▸ **Brief**
Count lines with the string "structure" in them. State the number alone.

▸ **Data supplied**
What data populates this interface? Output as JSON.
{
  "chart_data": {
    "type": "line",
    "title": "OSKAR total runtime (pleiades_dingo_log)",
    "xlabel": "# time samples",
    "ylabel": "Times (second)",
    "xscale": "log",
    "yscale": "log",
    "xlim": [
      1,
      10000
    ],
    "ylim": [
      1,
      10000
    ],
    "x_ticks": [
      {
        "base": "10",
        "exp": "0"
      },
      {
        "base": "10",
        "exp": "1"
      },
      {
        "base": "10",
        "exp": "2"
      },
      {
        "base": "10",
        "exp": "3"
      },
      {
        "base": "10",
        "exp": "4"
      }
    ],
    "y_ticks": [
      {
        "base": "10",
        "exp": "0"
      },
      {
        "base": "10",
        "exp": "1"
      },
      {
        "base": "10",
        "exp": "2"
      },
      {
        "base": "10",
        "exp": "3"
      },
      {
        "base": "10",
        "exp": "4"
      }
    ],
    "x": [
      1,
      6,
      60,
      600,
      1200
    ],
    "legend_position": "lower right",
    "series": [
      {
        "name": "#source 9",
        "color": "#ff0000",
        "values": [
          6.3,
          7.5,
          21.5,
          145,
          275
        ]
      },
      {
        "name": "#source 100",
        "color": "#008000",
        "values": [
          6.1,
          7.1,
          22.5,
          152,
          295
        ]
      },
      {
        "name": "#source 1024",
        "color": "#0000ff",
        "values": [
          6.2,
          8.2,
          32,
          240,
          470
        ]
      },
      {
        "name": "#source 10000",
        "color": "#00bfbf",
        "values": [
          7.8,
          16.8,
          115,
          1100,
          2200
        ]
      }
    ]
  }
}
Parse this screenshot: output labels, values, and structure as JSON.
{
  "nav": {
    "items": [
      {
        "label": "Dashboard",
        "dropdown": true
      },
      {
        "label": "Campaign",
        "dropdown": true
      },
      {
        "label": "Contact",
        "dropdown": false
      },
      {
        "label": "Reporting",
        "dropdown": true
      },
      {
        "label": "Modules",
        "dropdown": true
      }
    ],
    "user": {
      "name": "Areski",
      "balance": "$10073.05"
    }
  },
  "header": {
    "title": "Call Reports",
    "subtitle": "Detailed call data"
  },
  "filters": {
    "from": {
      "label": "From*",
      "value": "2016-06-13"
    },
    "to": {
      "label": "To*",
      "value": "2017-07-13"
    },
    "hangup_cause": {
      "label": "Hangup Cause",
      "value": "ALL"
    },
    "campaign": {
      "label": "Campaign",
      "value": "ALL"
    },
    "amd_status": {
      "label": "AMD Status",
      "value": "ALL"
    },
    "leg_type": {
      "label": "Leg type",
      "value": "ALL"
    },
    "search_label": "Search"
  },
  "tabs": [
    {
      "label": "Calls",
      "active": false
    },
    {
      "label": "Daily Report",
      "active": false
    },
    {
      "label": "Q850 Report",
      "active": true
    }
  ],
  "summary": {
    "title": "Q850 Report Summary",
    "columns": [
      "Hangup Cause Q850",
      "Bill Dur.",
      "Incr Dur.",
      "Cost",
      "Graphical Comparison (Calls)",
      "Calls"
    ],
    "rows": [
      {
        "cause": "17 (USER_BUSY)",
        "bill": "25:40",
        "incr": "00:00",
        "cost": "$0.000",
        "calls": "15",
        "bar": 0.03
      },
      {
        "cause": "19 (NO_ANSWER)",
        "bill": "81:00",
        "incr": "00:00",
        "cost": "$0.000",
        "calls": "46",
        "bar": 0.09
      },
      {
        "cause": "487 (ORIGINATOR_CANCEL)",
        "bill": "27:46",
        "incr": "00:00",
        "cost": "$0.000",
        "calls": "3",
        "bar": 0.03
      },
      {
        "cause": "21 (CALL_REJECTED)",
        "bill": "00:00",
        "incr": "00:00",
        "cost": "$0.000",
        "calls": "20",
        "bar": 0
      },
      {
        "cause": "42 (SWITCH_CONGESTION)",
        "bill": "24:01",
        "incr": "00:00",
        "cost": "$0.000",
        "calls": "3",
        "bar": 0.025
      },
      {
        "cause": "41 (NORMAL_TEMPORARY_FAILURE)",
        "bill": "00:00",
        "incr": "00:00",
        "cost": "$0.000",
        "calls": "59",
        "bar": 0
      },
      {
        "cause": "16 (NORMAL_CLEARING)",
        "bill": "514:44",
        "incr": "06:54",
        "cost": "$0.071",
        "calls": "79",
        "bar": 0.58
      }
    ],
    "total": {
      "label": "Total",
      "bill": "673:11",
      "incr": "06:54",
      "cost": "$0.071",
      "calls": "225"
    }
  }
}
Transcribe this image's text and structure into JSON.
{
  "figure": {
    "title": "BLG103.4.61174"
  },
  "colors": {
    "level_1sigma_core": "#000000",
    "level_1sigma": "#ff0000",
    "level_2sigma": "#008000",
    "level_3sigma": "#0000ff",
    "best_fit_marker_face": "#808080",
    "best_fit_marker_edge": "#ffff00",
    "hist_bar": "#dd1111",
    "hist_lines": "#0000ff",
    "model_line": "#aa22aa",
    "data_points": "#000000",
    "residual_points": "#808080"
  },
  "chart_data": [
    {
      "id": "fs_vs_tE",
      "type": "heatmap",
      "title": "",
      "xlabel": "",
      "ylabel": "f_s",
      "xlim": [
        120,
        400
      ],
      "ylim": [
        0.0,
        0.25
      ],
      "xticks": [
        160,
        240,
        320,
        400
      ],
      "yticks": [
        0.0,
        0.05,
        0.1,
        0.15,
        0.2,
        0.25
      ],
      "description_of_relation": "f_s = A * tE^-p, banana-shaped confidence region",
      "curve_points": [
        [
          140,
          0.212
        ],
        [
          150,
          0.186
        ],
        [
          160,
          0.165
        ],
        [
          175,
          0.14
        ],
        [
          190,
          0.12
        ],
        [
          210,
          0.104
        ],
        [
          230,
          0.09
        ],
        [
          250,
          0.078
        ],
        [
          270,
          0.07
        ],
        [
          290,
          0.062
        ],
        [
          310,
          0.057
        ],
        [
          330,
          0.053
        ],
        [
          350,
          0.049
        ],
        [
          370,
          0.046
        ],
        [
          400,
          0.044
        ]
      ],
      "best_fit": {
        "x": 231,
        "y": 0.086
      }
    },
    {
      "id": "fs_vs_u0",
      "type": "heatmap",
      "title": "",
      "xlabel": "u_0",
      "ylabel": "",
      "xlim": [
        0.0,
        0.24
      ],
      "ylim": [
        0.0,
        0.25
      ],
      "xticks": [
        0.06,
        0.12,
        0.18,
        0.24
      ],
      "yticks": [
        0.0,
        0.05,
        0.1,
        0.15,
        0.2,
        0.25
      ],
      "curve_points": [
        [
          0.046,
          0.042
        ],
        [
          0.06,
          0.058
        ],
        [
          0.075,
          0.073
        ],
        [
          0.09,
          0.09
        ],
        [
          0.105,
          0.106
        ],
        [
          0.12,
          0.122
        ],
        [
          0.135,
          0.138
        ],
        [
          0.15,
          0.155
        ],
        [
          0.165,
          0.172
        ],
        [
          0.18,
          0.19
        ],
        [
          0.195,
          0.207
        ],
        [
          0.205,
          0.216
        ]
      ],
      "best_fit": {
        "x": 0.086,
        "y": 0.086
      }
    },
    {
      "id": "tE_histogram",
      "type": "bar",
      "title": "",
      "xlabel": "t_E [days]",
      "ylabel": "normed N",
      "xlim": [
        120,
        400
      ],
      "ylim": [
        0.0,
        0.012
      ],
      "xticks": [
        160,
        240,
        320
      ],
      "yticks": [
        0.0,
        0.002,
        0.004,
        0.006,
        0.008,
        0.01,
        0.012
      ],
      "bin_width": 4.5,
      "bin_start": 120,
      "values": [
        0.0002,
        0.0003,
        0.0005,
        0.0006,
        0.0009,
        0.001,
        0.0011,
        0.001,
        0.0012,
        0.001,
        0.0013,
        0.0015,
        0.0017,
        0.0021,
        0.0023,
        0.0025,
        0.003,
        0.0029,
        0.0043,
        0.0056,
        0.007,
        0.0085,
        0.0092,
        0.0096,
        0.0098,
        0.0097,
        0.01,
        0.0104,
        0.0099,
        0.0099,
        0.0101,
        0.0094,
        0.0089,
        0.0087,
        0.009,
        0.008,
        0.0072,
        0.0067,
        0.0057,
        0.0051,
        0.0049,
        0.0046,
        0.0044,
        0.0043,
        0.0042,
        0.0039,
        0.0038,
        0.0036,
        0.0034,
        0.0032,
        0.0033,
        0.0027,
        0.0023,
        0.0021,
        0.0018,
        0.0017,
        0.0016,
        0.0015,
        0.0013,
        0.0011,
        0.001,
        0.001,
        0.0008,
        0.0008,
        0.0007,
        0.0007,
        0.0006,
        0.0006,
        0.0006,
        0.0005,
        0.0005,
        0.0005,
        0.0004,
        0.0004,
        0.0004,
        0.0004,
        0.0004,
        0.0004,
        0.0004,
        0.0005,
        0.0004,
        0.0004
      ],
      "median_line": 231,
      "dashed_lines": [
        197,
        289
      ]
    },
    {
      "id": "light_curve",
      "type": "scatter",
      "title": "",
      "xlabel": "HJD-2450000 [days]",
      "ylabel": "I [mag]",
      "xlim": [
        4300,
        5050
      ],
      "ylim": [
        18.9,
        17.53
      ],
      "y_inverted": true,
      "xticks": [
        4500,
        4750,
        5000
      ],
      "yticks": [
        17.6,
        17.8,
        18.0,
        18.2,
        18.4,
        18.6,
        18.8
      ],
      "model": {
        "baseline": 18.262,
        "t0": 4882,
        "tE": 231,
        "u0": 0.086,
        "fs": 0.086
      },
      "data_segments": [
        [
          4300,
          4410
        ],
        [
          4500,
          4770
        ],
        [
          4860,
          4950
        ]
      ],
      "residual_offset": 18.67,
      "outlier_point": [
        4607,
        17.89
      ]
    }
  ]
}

▸ **Response to this task**
2